• **GOAL OF THE EXERCISE**: In the material below, identify each line bearing the word "eaten". Reproduce those lines.

• **SUPPLIED ENTRIES**:

┄┄┄┄┄┄

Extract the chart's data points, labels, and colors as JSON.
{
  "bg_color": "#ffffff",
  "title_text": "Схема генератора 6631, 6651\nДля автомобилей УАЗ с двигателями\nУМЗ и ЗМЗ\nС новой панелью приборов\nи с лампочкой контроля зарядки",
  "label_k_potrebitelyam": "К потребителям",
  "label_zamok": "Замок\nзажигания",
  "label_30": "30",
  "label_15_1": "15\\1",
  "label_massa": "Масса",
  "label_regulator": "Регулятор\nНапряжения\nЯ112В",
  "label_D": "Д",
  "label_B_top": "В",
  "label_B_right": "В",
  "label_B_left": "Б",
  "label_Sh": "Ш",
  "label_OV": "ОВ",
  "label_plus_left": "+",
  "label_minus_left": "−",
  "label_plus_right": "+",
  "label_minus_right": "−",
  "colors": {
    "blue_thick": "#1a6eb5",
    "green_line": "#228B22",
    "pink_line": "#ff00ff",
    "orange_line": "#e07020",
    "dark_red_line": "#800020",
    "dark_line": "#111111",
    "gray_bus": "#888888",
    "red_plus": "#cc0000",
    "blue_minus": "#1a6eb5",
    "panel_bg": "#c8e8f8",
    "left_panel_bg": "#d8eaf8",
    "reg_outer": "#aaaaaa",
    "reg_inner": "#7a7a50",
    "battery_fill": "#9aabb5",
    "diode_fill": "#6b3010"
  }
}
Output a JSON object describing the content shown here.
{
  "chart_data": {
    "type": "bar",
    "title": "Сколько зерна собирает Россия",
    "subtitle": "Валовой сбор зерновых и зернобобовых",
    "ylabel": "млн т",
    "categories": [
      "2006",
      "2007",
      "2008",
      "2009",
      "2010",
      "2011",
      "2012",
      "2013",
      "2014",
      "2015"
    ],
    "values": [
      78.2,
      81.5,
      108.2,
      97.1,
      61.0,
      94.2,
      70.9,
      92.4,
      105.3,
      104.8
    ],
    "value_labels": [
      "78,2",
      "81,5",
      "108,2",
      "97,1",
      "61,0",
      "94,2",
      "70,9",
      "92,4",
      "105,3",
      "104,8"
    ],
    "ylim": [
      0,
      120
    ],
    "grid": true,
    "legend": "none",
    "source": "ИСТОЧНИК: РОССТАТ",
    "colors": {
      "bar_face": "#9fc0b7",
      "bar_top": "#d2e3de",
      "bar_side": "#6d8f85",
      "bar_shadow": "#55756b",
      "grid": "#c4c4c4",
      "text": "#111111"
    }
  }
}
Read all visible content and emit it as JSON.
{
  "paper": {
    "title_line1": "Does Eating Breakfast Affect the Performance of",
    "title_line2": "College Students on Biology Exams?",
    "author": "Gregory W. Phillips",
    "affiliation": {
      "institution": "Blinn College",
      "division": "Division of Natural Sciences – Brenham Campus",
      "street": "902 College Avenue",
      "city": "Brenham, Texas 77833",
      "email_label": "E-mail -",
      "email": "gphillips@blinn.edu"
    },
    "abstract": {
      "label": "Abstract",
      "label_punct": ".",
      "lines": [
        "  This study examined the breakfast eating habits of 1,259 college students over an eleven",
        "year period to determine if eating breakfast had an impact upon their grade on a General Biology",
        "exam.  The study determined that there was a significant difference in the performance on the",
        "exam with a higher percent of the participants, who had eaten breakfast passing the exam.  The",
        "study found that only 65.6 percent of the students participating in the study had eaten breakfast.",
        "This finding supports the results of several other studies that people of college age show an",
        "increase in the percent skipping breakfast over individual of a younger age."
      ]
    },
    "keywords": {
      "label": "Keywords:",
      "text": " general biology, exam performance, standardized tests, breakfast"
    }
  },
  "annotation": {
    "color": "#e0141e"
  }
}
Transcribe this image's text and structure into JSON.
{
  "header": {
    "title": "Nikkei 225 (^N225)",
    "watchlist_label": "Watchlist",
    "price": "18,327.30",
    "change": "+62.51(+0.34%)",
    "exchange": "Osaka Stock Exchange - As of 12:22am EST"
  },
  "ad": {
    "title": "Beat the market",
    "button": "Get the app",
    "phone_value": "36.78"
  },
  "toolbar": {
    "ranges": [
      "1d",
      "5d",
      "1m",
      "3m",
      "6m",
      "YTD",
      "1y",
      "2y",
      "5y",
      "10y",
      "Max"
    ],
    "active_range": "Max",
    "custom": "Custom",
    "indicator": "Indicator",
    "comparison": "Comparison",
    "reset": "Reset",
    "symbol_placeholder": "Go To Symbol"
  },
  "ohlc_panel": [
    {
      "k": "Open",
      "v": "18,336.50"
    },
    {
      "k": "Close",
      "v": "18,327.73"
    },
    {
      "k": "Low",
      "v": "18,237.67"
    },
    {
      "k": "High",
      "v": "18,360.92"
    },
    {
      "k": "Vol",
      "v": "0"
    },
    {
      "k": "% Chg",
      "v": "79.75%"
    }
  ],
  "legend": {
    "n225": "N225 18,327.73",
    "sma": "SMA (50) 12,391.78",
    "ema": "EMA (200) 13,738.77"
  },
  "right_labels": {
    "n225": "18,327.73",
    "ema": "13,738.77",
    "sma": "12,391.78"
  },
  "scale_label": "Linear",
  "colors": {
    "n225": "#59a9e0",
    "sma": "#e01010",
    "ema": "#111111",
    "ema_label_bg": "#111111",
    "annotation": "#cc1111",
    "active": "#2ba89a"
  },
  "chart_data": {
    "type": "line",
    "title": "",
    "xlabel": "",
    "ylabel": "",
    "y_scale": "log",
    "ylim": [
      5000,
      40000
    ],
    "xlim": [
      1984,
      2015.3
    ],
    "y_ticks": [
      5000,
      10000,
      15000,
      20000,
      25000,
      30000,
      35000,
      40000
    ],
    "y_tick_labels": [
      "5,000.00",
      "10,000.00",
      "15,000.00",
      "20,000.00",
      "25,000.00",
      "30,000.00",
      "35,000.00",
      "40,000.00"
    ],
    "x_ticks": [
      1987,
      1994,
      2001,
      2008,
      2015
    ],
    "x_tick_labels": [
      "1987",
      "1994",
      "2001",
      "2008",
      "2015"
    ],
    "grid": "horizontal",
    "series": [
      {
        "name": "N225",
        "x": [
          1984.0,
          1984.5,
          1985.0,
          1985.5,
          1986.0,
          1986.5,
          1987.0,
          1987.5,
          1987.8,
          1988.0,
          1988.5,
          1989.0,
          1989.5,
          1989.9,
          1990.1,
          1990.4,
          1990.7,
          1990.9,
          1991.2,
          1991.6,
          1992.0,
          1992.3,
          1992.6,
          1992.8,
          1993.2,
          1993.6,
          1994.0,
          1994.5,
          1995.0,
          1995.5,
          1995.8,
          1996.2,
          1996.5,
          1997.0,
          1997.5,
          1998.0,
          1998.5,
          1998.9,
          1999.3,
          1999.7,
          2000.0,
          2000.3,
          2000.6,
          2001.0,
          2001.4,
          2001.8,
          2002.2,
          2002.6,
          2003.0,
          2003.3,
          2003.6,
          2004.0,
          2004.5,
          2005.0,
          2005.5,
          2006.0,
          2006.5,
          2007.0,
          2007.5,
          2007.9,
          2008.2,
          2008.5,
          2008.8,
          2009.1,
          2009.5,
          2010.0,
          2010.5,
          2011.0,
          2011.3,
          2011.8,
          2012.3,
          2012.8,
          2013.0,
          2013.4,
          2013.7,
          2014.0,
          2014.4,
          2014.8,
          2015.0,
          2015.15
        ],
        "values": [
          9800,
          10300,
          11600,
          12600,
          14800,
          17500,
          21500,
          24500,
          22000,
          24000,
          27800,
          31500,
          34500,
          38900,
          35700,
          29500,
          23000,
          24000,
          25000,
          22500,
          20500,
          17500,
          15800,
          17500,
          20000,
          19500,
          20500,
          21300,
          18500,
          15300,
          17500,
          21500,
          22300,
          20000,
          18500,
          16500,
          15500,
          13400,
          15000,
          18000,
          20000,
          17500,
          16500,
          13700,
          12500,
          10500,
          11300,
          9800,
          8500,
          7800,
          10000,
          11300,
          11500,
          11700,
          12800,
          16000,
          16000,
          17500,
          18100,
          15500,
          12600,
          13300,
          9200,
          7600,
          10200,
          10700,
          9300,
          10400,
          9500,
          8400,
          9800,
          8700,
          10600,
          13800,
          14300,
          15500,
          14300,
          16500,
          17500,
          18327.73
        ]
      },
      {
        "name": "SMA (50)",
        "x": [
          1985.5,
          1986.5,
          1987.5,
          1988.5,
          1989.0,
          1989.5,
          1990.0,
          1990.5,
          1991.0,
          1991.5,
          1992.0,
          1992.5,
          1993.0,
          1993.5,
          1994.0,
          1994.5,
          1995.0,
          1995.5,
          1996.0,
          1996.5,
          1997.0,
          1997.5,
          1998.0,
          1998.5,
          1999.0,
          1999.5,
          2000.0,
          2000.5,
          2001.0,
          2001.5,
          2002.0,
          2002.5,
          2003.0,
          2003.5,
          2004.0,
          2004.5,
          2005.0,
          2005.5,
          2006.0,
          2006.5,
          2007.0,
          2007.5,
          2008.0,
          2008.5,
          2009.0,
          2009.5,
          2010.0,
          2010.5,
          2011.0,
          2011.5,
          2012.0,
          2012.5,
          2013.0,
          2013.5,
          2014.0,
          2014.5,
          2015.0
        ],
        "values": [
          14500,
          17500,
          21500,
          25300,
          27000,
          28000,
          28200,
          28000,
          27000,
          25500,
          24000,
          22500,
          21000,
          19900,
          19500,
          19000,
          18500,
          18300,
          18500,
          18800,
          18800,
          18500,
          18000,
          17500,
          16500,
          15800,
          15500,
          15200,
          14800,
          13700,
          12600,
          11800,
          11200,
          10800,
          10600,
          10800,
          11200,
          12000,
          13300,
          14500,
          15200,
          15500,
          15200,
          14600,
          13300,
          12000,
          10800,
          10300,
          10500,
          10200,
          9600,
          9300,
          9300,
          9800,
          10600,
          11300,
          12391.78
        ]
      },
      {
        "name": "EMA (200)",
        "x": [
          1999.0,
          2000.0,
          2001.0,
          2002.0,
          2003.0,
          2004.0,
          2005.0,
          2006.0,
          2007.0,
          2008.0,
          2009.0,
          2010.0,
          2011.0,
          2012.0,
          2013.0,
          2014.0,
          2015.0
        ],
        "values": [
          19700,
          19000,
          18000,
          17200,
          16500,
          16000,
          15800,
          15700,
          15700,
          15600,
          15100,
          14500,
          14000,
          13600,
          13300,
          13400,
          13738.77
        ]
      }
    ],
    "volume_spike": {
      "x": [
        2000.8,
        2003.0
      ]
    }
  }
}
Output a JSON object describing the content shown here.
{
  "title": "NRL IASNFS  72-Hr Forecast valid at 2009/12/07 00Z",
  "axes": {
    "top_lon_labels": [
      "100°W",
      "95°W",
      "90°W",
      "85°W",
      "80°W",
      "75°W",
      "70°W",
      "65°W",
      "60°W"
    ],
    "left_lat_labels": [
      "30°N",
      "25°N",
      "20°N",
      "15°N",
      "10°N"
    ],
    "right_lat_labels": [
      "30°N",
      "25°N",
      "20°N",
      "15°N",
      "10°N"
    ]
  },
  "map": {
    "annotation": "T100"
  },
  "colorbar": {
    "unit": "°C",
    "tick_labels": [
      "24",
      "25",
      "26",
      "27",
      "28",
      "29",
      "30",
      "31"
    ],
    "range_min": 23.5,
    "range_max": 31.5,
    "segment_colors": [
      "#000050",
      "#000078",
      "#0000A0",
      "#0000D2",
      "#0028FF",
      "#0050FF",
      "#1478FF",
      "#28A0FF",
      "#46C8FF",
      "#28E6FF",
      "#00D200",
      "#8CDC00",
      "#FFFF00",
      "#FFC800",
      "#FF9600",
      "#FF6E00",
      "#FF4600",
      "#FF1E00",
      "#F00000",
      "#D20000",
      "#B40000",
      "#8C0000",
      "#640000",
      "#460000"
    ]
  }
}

┄┄┄┄┄┄

• **FULL RESPONSE**:
        "exam with a higher percent of the participants, who had eaten breakfast passing the exam.  The",
        "study found that only 65.6 percent of the students participating in the study had eaten breakfast.",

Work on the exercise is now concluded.